Written task —
Print the lines from the start of the records through the line containing "x-tick-label: 2021.9.2: [373, 282, 384, 319]", reproducing each one without changes.

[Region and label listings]
-- start --
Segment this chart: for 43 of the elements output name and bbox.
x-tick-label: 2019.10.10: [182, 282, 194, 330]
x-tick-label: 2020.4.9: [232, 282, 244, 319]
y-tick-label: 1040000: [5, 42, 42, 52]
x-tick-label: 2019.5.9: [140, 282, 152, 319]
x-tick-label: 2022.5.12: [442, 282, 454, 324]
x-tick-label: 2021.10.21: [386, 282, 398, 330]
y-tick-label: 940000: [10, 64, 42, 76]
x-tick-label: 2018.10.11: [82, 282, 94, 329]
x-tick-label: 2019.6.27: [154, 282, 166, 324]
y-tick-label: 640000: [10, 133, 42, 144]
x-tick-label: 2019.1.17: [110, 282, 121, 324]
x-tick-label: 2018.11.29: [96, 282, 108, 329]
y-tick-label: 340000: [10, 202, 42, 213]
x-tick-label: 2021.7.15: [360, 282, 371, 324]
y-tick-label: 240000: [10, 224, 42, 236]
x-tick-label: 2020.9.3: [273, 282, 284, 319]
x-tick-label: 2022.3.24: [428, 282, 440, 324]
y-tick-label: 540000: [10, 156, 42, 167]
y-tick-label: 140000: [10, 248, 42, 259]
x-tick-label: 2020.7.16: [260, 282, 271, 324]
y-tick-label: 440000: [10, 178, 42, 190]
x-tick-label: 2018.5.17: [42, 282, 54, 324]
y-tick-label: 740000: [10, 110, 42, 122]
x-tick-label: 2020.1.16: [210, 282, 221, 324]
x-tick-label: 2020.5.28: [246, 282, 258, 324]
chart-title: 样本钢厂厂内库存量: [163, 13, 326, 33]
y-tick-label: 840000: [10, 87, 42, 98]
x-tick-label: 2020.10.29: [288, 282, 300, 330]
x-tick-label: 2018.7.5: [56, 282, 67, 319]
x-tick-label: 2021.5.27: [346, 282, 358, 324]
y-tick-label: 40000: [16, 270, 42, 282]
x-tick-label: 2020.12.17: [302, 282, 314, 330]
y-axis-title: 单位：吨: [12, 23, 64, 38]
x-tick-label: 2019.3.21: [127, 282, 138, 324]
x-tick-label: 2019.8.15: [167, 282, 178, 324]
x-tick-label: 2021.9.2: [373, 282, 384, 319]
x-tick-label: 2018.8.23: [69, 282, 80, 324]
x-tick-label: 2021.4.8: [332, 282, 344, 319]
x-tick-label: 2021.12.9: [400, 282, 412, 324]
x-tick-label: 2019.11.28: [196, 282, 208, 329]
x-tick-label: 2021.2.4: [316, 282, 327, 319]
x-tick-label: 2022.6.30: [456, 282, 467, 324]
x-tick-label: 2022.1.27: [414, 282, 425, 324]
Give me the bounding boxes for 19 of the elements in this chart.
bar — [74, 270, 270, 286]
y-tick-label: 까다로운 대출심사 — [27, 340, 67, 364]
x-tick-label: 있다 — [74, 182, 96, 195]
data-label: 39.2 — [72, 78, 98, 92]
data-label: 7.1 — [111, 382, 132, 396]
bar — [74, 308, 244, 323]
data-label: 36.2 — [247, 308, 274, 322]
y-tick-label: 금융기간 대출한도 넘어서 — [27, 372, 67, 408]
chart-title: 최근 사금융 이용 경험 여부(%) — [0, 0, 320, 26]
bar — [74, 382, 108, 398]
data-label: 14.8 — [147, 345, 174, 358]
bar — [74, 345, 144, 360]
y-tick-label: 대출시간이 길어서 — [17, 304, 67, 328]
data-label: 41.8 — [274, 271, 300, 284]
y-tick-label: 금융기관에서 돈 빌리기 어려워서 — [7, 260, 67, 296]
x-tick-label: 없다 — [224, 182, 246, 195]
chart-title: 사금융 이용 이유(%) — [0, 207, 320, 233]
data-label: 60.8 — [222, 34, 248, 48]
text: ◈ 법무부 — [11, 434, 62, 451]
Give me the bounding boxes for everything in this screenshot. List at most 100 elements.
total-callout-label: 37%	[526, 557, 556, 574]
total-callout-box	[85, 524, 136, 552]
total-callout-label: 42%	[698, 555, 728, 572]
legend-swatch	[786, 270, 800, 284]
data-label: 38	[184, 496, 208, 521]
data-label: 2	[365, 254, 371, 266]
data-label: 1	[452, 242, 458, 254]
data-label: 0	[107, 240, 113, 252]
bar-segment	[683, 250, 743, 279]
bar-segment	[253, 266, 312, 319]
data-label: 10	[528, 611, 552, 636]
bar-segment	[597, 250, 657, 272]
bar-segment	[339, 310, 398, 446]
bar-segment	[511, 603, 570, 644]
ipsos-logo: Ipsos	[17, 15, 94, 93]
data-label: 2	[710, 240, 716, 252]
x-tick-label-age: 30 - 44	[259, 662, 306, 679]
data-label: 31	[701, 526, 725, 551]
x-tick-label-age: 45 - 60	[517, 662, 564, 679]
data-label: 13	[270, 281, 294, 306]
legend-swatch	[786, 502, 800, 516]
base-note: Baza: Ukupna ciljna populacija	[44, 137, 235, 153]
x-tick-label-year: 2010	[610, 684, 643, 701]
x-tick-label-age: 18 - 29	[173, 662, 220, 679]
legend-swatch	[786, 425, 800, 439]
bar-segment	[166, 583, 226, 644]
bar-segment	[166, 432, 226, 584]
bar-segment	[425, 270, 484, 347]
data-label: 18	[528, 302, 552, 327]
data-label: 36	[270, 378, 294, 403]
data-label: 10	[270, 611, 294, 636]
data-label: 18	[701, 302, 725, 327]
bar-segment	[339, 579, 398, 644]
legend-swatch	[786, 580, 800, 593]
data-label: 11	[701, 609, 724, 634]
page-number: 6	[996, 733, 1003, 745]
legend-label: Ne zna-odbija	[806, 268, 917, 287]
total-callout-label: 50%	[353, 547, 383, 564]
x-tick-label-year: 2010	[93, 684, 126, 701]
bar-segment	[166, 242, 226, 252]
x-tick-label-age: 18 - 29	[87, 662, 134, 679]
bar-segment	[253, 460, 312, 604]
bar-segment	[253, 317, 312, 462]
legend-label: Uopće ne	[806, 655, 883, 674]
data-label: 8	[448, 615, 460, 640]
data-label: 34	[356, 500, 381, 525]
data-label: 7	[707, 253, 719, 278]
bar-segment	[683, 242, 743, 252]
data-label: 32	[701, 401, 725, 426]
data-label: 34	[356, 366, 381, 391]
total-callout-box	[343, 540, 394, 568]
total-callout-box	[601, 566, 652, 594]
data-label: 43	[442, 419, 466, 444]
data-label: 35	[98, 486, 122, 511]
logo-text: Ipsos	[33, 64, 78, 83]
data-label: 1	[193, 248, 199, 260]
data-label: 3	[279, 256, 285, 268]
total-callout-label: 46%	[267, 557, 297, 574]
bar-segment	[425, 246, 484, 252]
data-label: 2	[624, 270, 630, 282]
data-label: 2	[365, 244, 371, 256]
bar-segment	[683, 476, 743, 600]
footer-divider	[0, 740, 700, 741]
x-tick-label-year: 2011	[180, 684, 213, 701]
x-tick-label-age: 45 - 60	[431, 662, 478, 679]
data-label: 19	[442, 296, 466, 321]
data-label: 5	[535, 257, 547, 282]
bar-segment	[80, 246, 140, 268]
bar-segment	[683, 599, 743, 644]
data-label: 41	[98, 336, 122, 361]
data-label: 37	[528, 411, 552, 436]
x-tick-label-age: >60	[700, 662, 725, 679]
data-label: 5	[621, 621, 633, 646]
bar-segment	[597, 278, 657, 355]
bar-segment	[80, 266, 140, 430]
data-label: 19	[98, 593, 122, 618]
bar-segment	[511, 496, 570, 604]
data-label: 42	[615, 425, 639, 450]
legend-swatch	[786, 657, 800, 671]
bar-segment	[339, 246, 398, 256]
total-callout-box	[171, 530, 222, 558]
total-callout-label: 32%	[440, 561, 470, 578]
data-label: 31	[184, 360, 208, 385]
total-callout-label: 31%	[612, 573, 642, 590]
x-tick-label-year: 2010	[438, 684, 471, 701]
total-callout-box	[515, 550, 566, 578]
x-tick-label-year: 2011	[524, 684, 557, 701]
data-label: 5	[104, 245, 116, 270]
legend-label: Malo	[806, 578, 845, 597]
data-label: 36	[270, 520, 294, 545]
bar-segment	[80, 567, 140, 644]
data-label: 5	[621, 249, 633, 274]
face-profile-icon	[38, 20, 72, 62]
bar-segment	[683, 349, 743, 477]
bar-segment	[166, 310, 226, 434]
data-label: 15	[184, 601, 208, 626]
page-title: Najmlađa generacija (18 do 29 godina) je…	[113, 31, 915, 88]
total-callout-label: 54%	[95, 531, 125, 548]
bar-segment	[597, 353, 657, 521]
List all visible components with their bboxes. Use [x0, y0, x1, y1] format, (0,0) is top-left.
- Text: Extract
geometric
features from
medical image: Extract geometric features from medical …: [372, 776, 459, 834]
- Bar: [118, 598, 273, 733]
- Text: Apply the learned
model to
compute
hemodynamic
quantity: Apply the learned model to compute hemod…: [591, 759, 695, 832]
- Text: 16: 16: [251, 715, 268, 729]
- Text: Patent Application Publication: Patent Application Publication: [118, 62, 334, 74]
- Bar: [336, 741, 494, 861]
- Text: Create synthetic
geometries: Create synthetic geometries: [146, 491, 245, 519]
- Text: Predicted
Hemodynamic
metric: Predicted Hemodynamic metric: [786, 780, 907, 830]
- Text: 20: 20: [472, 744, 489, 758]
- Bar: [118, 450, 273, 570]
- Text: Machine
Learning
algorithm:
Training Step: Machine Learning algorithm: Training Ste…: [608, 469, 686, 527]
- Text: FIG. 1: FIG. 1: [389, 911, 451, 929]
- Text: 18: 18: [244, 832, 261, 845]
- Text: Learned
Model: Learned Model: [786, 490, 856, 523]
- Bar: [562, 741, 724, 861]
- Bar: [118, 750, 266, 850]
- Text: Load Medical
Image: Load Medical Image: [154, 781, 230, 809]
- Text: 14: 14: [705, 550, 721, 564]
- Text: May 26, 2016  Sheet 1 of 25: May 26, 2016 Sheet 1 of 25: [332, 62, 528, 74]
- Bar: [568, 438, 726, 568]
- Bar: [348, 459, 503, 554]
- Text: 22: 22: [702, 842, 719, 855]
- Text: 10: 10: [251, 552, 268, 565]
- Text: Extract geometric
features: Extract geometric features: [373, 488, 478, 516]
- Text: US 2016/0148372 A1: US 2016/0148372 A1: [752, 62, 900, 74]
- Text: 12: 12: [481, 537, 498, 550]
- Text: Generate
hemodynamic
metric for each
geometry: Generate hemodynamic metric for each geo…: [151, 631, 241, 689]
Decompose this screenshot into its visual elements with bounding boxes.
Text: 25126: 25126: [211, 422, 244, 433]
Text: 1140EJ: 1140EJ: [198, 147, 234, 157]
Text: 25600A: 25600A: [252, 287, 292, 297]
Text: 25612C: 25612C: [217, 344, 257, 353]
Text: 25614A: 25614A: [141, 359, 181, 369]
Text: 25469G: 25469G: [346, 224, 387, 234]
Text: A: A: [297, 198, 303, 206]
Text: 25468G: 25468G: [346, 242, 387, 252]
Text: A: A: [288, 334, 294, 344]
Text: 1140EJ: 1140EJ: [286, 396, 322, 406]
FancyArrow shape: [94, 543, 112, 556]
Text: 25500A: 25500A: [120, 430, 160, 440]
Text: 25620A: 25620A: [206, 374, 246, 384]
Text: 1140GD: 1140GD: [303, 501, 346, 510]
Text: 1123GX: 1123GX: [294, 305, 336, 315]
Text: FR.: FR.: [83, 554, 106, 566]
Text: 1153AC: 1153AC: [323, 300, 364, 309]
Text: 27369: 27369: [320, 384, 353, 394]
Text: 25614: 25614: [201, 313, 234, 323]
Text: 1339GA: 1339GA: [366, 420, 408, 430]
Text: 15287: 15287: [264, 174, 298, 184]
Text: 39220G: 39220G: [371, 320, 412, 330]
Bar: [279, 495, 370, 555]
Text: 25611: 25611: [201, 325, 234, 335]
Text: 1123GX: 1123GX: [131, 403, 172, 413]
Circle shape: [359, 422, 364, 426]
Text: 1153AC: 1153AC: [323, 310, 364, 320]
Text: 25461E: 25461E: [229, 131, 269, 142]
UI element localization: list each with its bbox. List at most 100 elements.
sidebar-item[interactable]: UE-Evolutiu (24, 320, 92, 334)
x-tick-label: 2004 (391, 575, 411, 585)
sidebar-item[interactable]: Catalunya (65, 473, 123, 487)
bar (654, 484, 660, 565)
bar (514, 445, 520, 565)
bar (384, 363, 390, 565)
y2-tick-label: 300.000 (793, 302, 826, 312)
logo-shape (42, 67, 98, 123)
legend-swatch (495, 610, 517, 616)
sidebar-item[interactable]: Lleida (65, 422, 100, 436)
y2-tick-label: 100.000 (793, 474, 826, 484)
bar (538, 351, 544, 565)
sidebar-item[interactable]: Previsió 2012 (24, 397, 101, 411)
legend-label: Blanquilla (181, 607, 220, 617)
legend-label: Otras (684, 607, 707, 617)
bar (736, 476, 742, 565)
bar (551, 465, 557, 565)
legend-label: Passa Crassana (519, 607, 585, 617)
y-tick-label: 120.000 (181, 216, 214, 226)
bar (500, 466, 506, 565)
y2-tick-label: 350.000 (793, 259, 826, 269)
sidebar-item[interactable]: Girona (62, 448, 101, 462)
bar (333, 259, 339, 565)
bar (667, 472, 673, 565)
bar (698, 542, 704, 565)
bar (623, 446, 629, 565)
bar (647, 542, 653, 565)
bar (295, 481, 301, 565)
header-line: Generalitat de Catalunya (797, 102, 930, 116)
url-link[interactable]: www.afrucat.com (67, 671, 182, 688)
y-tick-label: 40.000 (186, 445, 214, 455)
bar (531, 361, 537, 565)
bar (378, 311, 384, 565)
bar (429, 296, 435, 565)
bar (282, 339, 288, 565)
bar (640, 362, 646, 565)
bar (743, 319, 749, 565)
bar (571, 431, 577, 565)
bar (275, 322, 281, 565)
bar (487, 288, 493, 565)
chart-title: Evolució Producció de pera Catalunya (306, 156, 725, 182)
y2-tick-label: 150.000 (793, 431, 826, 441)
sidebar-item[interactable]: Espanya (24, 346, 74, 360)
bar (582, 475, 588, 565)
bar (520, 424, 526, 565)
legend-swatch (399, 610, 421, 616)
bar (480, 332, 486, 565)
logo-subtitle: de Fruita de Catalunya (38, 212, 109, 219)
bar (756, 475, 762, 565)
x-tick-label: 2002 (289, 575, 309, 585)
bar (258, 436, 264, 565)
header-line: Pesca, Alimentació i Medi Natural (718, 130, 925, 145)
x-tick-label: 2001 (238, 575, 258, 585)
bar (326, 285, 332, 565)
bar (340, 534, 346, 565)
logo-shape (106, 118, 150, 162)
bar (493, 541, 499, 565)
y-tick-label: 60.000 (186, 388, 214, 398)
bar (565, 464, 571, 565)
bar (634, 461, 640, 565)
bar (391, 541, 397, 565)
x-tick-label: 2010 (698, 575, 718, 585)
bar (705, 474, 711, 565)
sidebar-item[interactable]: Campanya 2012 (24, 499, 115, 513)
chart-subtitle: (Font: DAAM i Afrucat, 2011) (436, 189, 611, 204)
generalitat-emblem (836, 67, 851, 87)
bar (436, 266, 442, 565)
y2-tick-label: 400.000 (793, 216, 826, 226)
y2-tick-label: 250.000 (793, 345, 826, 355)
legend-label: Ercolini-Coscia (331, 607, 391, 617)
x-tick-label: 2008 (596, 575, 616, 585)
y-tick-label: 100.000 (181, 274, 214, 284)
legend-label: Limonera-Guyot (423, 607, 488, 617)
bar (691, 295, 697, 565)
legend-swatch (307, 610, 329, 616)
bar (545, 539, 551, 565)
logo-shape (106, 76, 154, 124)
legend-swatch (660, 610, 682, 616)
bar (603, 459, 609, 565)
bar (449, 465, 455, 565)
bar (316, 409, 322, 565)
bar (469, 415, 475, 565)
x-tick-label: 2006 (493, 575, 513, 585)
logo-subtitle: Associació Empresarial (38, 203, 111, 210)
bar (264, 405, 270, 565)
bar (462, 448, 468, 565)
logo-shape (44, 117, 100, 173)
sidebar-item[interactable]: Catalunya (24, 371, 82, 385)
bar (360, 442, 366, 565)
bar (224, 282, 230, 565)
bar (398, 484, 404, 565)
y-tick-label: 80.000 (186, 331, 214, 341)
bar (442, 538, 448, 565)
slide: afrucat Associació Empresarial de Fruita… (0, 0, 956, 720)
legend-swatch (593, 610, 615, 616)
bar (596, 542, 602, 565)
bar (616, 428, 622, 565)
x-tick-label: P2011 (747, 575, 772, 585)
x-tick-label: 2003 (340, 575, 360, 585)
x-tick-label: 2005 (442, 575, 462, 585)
-- end --
Problem solution —
Segment this chart: for 43 of the elements output name and bbox.
x-tick-label: 2019.10.10: [182, 282, 194, 330]
x-tick-label: 2020.4.9: [232, 282, 244, 319]
y-tick-label: 1040000: [5, 42, 42, 52]
x-tick-label: 2019.5.9: [140, 282, 152, 319]
x-tick-label: 2022.5.12: [442, 282, 454, 324]
x-tick-label: 2021.10.21: [386, 282, 398, 330]
y-tick-label: 940000: [10, 64, 42, 76]
x-tick-label: 2018.10.11: [82, 282, 94, 329]
x-tick-label: 2019.6.27: [154, 282, 166, 324]
y-tick-label: 640000: [10, 133, 42, 144]
x-tick-label: 2019.1.17: [110, 282, 121, 324]
x-tick-label: 2018.11.29: [96, 282, 108, 329]
y-tick-label: 340000: [10, 202, 42, 213]
x-tick-label: 2021.7.15: [360, 282, 371, 324]
y-tick-label: 240000: [10, 224, 42, 236]
x-tick-label: 2020.9.3: [273, 282, 284, 319]
x-tick-label: 2022.3.24: [428, 282, 440, 324]
y-tick-label: 540000: [10, 156, 42, 167]
y-tick-label: 140000: [10, 248, 42, 259]
x-tick-label: 2020.7.16: [260, 282, 271, 324]
y-tick-label: 440000: [10, 178, 42, 190]
x-tick-label: 2018.5.17: [42, 282, 54, 324]
y-tick-label: 740000: [10, 110, 42, 122]
x-tick-label: 2020.1.16: [210, 282, 221, 324]
x-tick-label: 2020.5.28: [246, 282, 258, 324]
chart-title: 样本钢厂厂内库存量: [163, 13, 326, 33]
y-tick-label: 840000: [10, 87, 42, 98]
x-tick-label: 2020.10.29: [288, 282, 300, 330]
x-tick-label: 2018.7.5: [56, 282, 67, 319]
x-tick-label: 2021.5.27: [346, 282, 358, 324]
y-tick-label: 40000: [16, 270, 42, 282]
x-tick-label: 2020.12.17: [302, 282, 314, 330]
y-axis-title: 单位：吨: [12, 23, 64, 38]
x-tick-label: 2019.3.21: [127, 282, 138, 324]
x-tick-label: 2019.8.15: [167, 282, 178, 324]
x-tick-label: 2021.9.2: [373, 282, 384, 319]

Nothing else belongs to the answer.